##### Input rows

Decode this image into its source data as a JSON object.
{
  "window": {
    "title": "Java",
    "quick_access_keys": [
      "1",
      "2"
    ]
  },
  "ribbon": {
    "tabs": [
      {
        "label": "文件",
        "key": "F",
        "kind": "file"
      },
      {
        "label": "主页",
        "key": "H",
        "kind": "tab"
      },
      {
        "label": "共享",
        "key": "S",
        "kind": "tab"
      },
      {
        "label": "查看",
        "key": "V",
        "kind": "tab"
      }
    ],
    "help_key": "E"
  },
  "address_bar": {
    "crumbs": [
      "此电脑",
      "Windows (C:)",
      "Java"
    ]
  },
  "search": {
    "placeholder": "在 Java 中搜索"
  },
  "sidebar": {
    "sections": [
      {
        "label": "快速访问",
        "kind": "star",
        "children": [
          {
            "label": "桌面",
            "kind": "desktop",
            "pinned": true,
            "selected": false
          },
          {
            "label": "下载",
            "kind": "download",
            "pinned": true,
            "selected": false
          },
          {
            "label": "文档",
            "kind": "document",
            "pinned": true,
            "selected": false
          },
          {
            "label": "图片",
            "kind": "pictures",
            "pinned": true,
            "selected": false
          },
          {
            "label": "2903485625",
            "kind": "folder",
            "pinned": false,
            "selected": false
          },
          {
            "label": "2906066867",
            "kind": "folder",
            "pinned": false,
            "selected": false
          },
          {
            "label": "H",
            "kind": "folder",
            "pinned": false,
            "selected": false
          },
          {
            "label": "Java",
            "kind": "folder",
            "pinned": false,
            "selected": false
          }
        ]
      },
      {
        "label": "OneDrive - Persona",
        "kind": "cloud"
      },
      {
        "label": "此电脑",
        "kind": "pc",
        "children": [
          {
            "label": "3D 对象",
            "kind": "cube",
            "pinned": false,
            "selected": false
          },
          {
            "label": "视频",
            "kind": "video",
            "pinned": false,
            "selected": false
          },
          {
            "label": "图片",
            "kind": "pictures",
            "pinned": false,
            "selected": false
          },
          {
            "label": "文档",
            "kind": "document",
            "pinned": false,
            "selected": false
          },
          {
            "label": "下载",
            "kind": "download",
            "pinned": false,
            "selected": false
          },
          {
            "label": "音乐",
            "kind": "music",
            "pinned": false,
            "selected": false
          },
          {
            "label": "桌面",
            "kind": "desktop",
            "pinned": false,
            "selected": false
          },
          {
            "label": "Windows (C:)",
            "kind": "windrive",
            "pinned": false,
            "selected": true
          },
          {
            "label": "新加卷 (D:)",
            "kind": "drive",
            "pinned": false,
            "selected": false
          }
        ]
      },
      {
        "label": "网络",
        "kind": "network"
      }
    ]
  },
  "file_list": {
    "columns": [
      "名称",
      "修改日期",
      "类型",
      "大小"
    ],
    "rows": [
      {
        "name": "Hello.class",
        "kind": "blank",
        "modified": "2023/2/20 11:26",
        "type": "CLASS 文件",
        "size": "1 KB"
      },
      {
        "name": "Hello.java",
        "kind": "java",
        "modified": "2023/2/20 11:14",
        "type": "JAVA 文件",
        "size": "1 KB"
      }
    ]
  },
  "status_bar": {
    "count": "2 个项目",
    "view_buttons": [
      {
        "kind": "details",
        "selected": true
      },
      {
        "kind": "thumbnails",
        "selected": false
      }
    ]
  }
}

##########

Problem details = Extract the complete data, matching each line exactly.

Result of the task =
Decode this image into its source data as a JSON object.
{
  "window": {
    "title": "Java",
    "quick_access_keys": [
      "1",
      "2"
    ]
  },
  "ribbon": {
    "tabs": [
      {
        "label": "文件",
        "key": "F",
        "kind": "file"
      },
      {
        "label": "主页",
        "key": "H",
        "kind": "tab"
      },
      {
        "label": "共享",
        "key": "S",
        "kind": "tab"
      },
      {
        "label": "查看",
        "key": "V",
        "kind": "tab"
      }
    ],
    "help_key": "E"
  },
  "address_bar": {
    "crumbs": [
      "此电脑",
      "Windows (C:)",
      "Java"
    ]
  },
  "search": {
    "placeholder": "在 Java 中搜索"
  },
  "sidebar": {
    "sections": [
      {
        "label": "快速访问",
        "kind": "star",
        "children": [
          {
            "label": "桌面",
            "kind": "desktop",
            "pinned": true,
            "selected": false
          },
          {
            "label": "下载",
            "kind": "download",
            "pinned": true,
            "selected": false
          },
          {
            "label": "文档",
            "kind": "document",
            "pinned": true,
            "selected": false
          },
          {
            "label": "图片",
            "kind": "pictures",
            "pinned": true,
            "selected": false
          },
          {
            "label": "2903485625",
            "kind": "folder",
            "pinned": false,
            "selected": false
          },
          {
            "label": "2906066867",
            "kind": "folder",
            "pinned": false,
            "selected": false
          },
          {
            "label": "H",
            "kind": "folder",
            "pinned": false,
            "selected": false
          },
          {
            "label": "Java",
            "kind": "folder",
            "pinned": false,
            "selected": false
          }
        ]
      },
      {
        "label": "OneDrive - Persona",
        "kind": "cloud"
      },
      {
        "label": "此电脑",
        "kind": "pc",
        "children": [
          {
            "label": "3D 对象",
            "kind": "cube",
            "pinned": false,
            "selected": false
          },
          {
            "label": "视频",
            "kind": "video",
            "pinned": false,
            "selected": false
          },
          {
            "label": "图片",
            "kind": "pictures",
            "pinned": false,
            "selected": false
          },
          {
            "label": "文档",
            "kind": "document",
            "pinned": false,
            "selected": false
          },
          {
            "label": "下载",
            "kind": "download",
            "pinned": false,
            "selected": false
          },
          {
            "label": "音乐",
            "kind": "music",
            "pinned": false,
            "selected": false
          },
          {
            "label": "桌面",
            "kind": "desktop",
            "pinned": false,
            "selected": false
          },
          {
            "label": "Windows (C:)",
            "kind": "windrive",
            "pinned": false,
            "selected": true
          },
          {
            "label": "新加卷 (D:)",
            "kind": "drive",
            "pinned": false,
            "selected": false
          }
        ]
      },
      {
        "label": "网络",
        "kind": "network"
      }
    ]
  },
  "file_list": {
    "columns": [
      "名称",
      "修改日期",
      "类型",
      "大小"
    ],
    "rows": [
      {
        "name": "Hello.class",
        "kind": "blank",
        "modified": "2023/2/20 11:26",
        "type": "CLASS 文件",
        "size": "1 KB"
      },
      {
        "name": "Hello.java",
        "kind": "java",
        "modified": "2023/2/20 11:14",
        "type": "JAVA 文件",
        "size": "1 KB"
      }
    ]
  },
  "status_bar": {
    "count": "2 个项目",
    "view_buttons": [
      {
        "kind": "details",
        "selected": true
      },
      {
        "kind": "thumbnails",
        "selected": false
      }
    ]
  }
}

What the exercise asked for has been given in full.